>> START RECORDS SHOWN

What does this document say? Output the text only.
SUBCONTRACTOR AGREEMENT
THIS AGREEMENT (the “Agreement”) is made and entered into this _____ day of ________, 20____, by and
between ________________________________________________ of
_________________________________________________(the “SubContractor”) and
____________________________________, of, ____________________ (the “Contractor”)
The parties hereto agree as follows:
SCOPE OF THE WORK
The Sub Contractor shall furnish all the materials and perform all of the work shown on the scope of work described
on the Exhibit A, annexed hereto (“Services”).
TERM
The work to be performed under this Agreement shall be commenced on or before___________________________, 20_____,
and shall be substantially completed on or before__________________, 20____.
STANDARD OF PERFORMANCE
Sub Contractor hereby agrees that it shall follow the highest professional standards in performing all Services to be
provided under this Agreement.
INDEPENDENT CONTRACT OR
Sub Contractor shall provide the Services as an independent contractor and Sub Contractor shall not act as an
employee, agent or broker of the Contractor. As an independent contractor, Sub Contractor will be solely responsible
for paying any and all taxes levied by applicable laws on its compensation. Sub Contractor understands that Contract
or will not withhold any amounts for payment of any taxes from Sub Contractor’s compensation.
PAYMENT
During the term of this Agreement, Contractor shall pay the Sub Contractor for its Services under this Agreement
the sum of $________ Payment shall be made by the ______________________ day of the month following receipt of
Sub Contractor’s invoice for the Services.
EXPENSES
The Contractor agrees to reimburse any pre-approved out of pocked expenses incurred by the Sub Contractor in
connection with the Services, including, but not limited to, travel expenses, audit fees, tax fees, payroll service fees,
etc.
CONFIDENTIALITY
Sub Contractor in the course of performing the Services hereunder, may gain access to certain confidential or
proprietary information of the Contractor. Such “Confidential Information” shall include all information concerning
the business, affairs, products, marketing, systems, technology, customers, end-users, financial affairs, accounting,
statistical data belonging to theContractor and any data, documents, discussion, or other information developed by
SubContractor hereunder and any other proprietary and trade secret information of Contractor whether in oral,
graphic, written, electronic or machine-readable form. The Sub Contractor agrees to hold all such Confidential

>> END RECORDS SHOWN

EXERCISE: From the data above, extract every line in its exact form.

RESPONSE TO THE TASK:
What does this document say? Output the text only.
SUBCONTRACTOR AGREEMENT
THIS AGREEMENT (the “Agreement”) is made and entered into this _____ day of ________, 20____, by and
between ________________________________________________ of
_________________________________________________(the “SubContractor”) and
____________________________________, of, ____________________ (the “Contractor”)
The parties hereto agree as follows:
SCOPE OF THE WORK
The Sub Contractor shall furnish all the materials and perform all of the work shown on the scope of work described
on the Exhibit A, annexed hereto (“Services”).
TERM
The work to be performed under this Agreement shall be commenced on or before___________________________, 20_____,
and shall be substantially completed on or before__________________, 20____.
STANDARD OF PERFORMANCE
Sub Contractor hereby agrees that it shall follow the highest professional standards in performing all Services to be
provided under this Agreement.
INDEPENDENT CONTRACT OR
Sub Contractor shall provide the Services as an independent contractor and Sub Contractor shall not act as an
employee, agent or broker of the Contractor. As an independent contractor, Sub Contractor will be solely responsible
for paying any and all taxes levied by applicable laws on its compensation. Sub Contractor understands that Contract
or will not withhold any amounts for payment of any taxes from Sub Contractor’s compensation.
PAYMENT
During the term of this Agreement, Contractor shall pay the Sub Contractor for its Services under this Agreement
the sum of $________ Payment shall be made by the ______________________ day of the month following receipt of
Sub Contractor’s invoice for the Services.
EXPENSES
The Contractor agrees to reimburse any pre-approved out of pocked expenses incurred by the Sub Contractor in
connection with the Services, including, but not limited to, travel expenses, audit fees, tax fees, payroll service fees,
etc.
CONFIDENTIALITY
Sub Contractor in the course of performing the Services hereunder, may gain access to certain confidential or
proprietary information of the Contractor. Such “Confidential Information” shall include all information concerning
the business, affairs, products, marketing, systems, technology, customers, end-users, financial affairs, accounting,
statistical data belonging to theContractor and any data, documents, discussion, or other information developed by
SubContractor hereunder and any other proprietary and trade secret information of Contractor whether in oral,
graphic, written, electronic or machine-readable form. The Sub Contractor agrees to hold all such Confidential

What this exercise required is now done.